» **Task description**
Check every line of the material below for the string "JSON", and return the ones that have it.

(Rows from a dataset)
* START *
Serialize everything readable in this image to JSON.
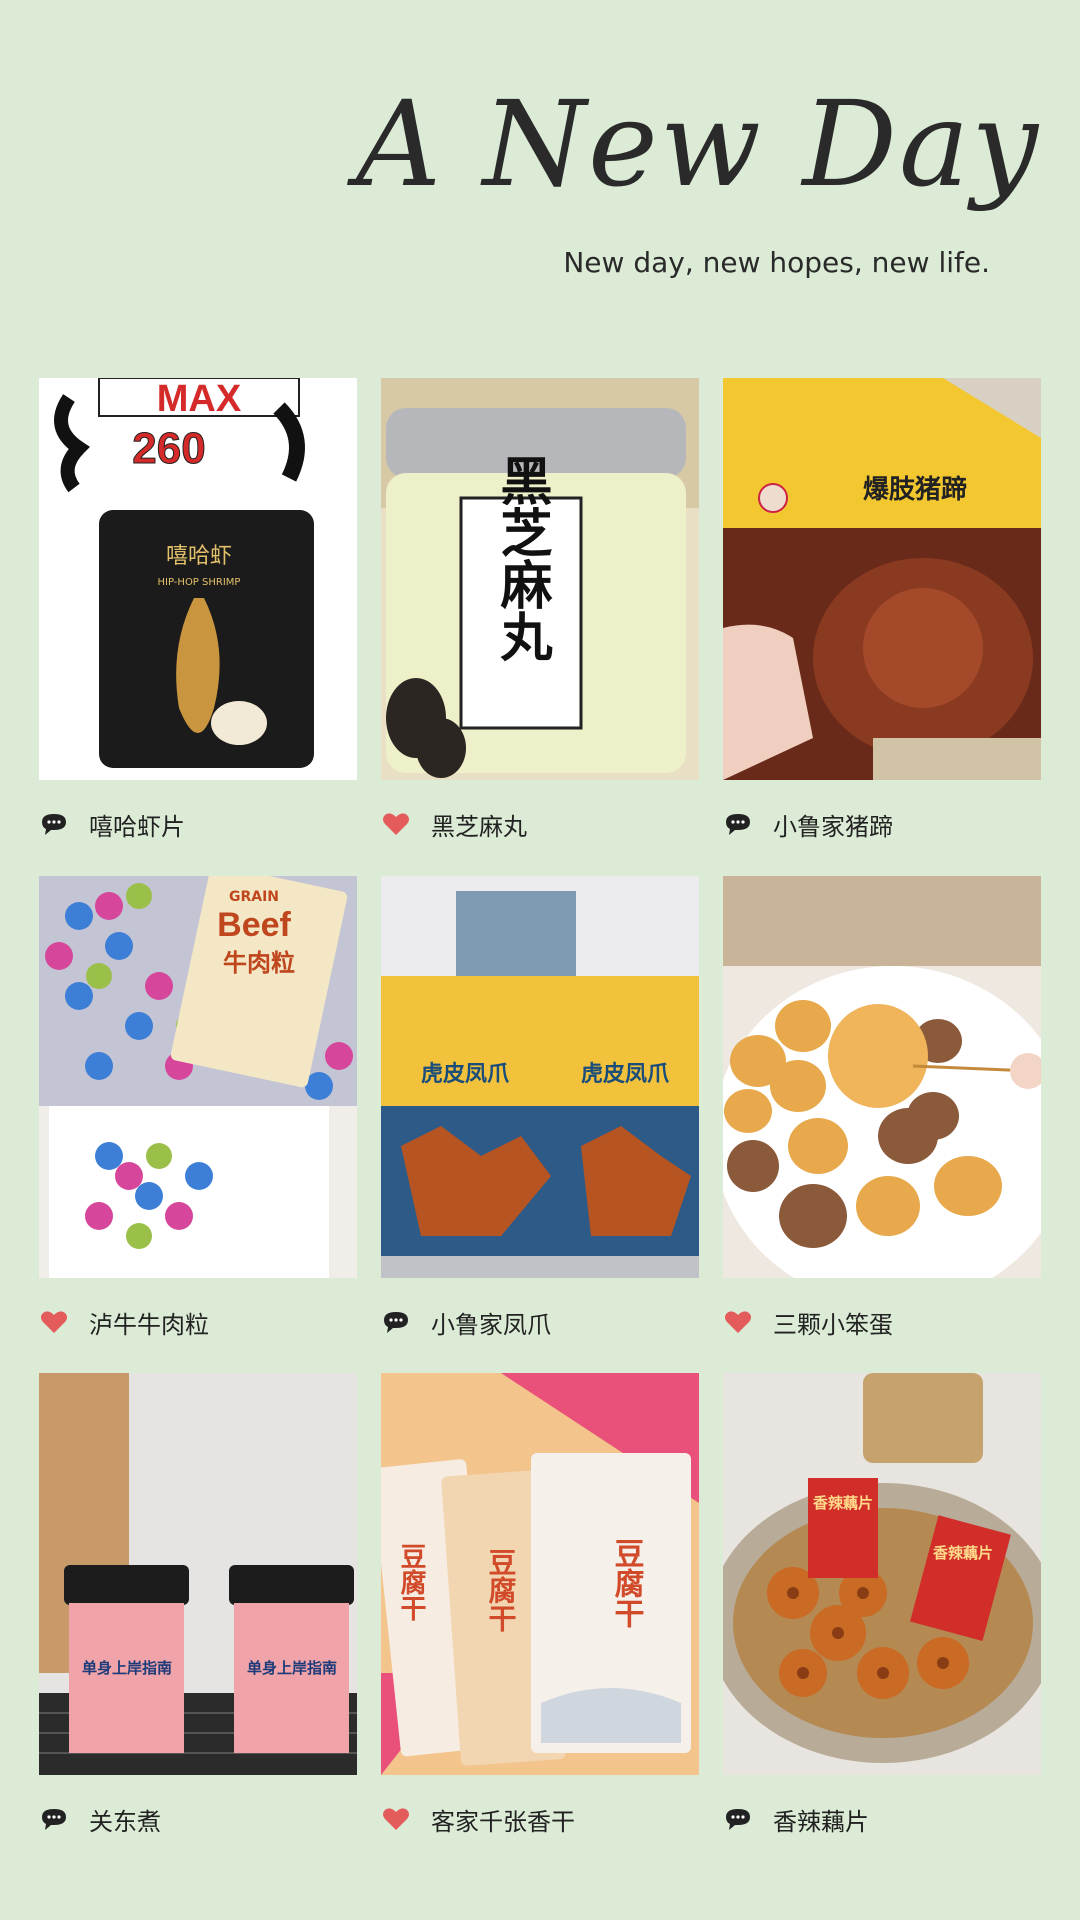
{
  "header": {
    "title": "A New Day",
    "subtitle": "New day, new hopes, new life."
  },
  "colors": {
    "background": "#dcebd6",
    "heart": "#e45b5b",
    "comment": "#222222"
  },
  "items": [
    {
      "label": "嘻哈虾片",
      "icon": "comment-icon",
      "image_texts": [
        "MAX",
        "260",
        "嘻哈虾",
        "HIP-HOP SHRIMP"
      ]
    },
    {
      "label": "黑芝麻丸",
      "icon": "heart-icon",
      "image_texts": [
        "黑芝麻丸"
      ]
    },
    {
      "label": "小鲁家猪蹄",
      "icon": "comment-icon",
      "image_texts": [
        "爆肢猪蹄"
      ]
    },
    {
      "label": "泸牛牛肉粒",
      "icon": "heart-icon",
      "image_texts": [
        "GRAIN",
        "Beef",
        "牛肉粒"
      ]
    },
    {
      "label": "小鲁家凤爪",
      "icon": "comment-icon",
      "image_texts": [
        "虎皮凤爪",
        "虎皮凤爪"
      ]
    },
    {
      "label": "三颗小笨蛋",
      "icon": "heart-icon",
      "image_texts": []
    },
    {
      "label": "关东煮",
      "icon": "comment-icon",
      "image_texts": [
        "单身上岸指南",
        "单身上岸指南"
      ]
    },
    {
      "label": "客家千张香干",
      "icon": "heart-icon",
      "image_texts": [
        "豆腐干",
        "豆腐干",
        "豆腐干"
      ]
    },
    {
      "label": "香辣藕片",
      "icon": "comment-icon",
      "image_texts": [
        "香辣藕片",
        "香辣藕片"
      ]
    }
  ]
}
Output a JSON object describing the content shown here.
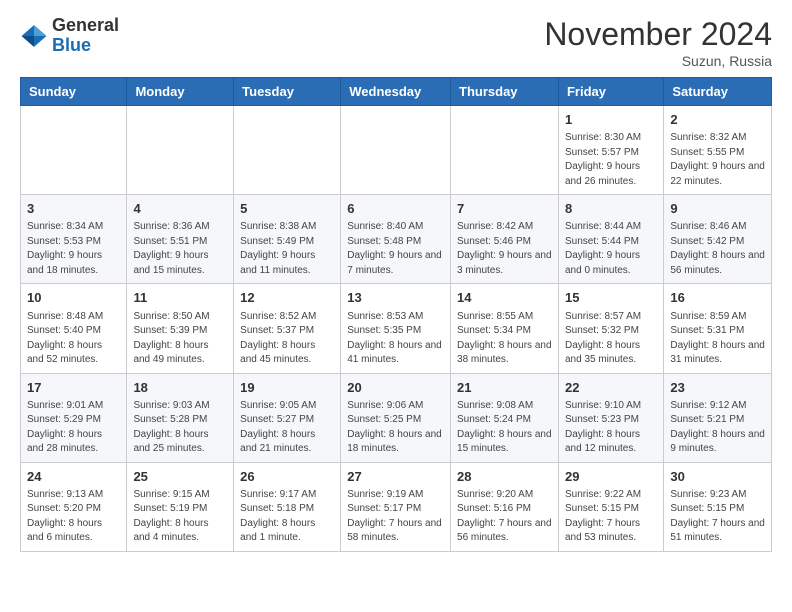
{
  "header": {
    "logo_general": "General",
    "logo_blue": "Blue",
    "month_title": "November 2024",
    "subtitle": "Suzun, Russia"
  },
  "days_of_week": [
    "Sunday",
    "Monday",
    "Tuesday",
    "Wednesday",
    "Thursday",
    "Friday",
    "Saturday"
  ],
  "weeks": [
    [
      {
        "day": "",
        "info": ""
      },
      {
        "day": "",
        "info": ""
      },
      {
        "day": "",
        "info": ""
      },
      {
        "day": "",
        "info": ""
      },
      {
        "day": "",
        "info": ""
      },
      {
        "day": "1",
        "info": "Sunrise: 8:30 AM\nSunset: 5:57 PM\nDaylight: 9 hours and 26 minutes."
      },
      {
        "day": "2",
        "info": "Sunrise: 8:32 AM\nSunset: 5:55 PM\nDaylight: 9 hours and 22 minutes."
      }
    ],
    [
      {
        "day": "3",
        "info": "Sunrise: 8:34 AM\nSunset: 5:53 PM\nDaylight: 9 hours and 18 minutes."
      },
      {
        "day": "4",
        "info": "Sunrise: 8:36 AM\nSunset: 5:51 PM\nDaylight: 9 hours and 15 minutes."
      },
      {
        "day": "5",
        "info": "Sunrise: 8:38 AM\nSunset: 5:49 PM\nDaylight: 9 hours and 11 minutes."
      },
      {
        "day": "6",
        "info": "Sunrise: 8:40 AM\nSunset: 5:48 PM\nDaylight: 9 hours and 7 minutes."
      },
      {
        "day": "7",
        "info": "Sunrise: 8:42 AM\nSunset: 5:46 PM\nDaylight: 9 hours and 3 minutes."
      },
      {
        "day": "8",
        "info": "Sunrise: 8:44 AM\nSunset: 5:44 PM\nDaylight: 9 hours and 0 minutes."
      },
      {
        "day": "9",
        "info": "Sunrise: 8:46 AM\nSunset: 5:42 PM\nDaylight: 8 hours and 56 minutes."
      }
    ],
    [
      {
        "day": "10",
        "info": "Sunrise: 8:48 AM\nSunset: 5:40 PM\nDaylight: 8 hours and 52 minutes."
      },
      {
        "day": "11",
        "info": "Sunrise: 8:50 AM\nSunset: 5:39 PM\nDaylight: 8 hours and 49 minutes."
      },
      {
        "day": "12",
        "info": "Sunrise: 8:52 AM\nSunset: 5:37 PM\nDaylight: 8 hours and 45 minutes."
      },
      {
        "day": "13",
        "info": "Sunrise: 8:53 AM\nSunset: 5:35 PM\nDaylight: 8 hours and 41 minutes."
      },
      {
        "day": "14",
        "info": "Sunrise: 8:55 AM\nSunset: 5:34 PM\nDaylight: 8 hours and 38 minutes."
      },
      {
        "day": "15",
        "info": "Sunrise: 8:57 AM\nSunset: 5:32 PM\nDaylight: 8 hours and 35 minutes."
      },
      {
        "day": "16",
        "info": "Sunrise: 8:59 AM\nSunset: 5:31 PM\nDaylight: 8 hours and 31 minutes."
      }
    ],
    [
      {
        "day": "17",
        "info": "Sunrise: 9:01 AM\nSunset: 5:29 PM\nDaylight: 8 hours and 28 minutes."
      },
      {
        "day": "18",
        "info": "Sunrise: 9:03 AM\nSunset: 5:28 PM\nDaylight: 8 hours and 25 minutes."
      },
      {
        "day": "19",
        "info": "Sunrise: 9:05 AM\nSunset: 5:27 PM\nDaylight: 8 hours and 21 minutes."
      },
      {
        "day": "20",
        "info": "Sunrise: 9:06 AM\nSunset: 5:25 PM\nDaylight: 8 hours and 18 minutes."
      },
      {
        "day": "21",
        "info": "Sunrise: 9:08 AM\nSunset: 5:24 PM\nDaylight: 8 hours and 15 minutes."
      },
      {
        "day": "22",
        "info": "Sunrise: 9:10 AM\nSunset: 5:23 PM\nDaylight: 8 hours and 12 minutes."
      },
      {
        "day": "23",
        "info": "Sunrise: 9:12 AM\nSunset: 5:21 PM\nDaylight: 8 hours and 9 minutes."
      }
    ],
    [
      {
        "day": "24",
        "info": "Sunrise: 9:13 AM\nSunset: 5:20 PM\nDaylight: 8 hours and 6 minutes."
      },
      {
        "day": "25",
        "info": "Sunrise: 9:15 AM\nSunset: 5:19 PM\nDaylight: 8 hours and 4 minutes."
      },
      {
        "day": "26",
        "info": "Sunrise: 9:17 AM\nSunset: 5:18 PM\nDaylight: 8 hours and 1 minute."
      },
      {
        "day": "27",
        "info": "Sunrise: 9:19 AM\nSunset: 5:17 PM\nDaylight: 7 hours and 58 minutes."
      },
      {
        "day": "28",
        "info": "Sunrise: 9:20 AM\nSunset: 5:16 PM\nDaylight: 7 hours and 56 minutes."
      },
      {
        "day": "29",
        "info": "Sunrise: 9:22 AM\nSunset: 5:15 PM\nDaylight: 7 hours and 53 minutes."
      },
      {
        "day": "30",
        "info": "Sunrise: 9:23 AM\nSunset: 5:15 PM\nDaylight: 7 hours and 51 minutes."
      }
    ]
  ]
}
* END *
» **Result for this task**
Serialize everything readable in this image to JSON.
Output a JSON object describing the content shown here.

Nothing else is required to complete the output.